++++ RECORDS PROVIDED

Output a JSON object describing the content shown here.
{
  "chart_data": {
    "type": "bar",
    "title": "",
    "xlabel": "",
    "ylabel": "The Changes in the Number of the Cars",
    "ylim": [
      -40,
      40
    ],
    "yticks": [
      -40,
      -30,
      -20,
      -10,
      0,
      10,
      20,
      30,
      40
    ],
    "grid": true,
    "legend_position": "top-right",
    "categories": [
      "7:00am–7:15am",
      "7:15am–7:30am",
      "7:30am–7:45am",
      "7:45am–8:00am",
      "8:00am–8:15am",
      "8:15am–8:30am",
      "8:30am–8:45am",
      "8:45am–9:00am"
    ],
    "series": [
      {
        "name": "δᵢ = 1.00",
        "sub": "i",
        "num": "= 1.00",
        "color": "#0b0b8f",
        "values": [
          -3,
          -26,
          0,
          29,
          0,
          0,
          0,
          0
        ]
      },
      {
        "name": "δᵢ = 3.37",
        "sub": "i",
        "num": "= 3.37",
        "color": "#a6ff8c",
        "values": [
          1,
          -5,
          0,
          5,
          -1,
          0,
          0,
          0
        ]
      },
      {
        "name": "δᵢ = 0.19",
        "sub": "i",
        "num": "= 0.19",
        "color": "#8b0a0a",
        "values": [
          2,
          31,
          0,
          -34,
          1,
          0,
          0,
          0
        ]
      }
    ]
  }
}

++++++++

* _WORK INSTRUCTIONS_
Output the listing above without altering a single character.

* _REPLY TO THE EXERCISE_
Output a JSON object describing the content shown here.
{
  "chart_data": {
    "type": "bar",
    "title": "",
    "xlabel": "",
    "ylabel": "The Changes in the Number of the Cars",
    "ylim": [
      -40,
      40
    ],
    "yticks": [
      -40,
      -30,
      -20,
      -10,
      0,
      10,
      20,
      30,
      40
    ],
    "grid": true,
    "legend_position": "top-right",
    "categories": [
      "7:00am–7:15am",
      "7:15am–7:30am",
      "7:30am–7:45am",
      "7:45am–8:00am",
      "8:00am–8:15am",
      "8:15am–8:30am",
      "8:30am–8:45am",
      "8:45am–9:00am"
    ],
    "series": [
      {
        "name": "δᵢ = 1.00",
        "sub": "i",
        "num": "= 1.00",
        "color": "#0b0b8f",
        "values": [
          -3,
          -26,
          0,
          29,
          0,
          0,
          0,
          0
        ]
      },
      {
        "name": "δᵢ = 3.37",
        "sub": "i",
        "num": "= 3.37",
        "color": "#a6ff8c",
        "values": [
          1,
          -5,
          0,
          5,
          -1,
          0,
          0,
          0
        ]
      },
      {
        "name": "δᵢ = 0.19",
        "sub": "i",
        "num": "= 0.19",
        "color": "#8b0a0a",
        "values": [
          2,
          31,
          0,
          -34,
          1,
          0,
          0,
          0
        ]
      }
    ]
  }
}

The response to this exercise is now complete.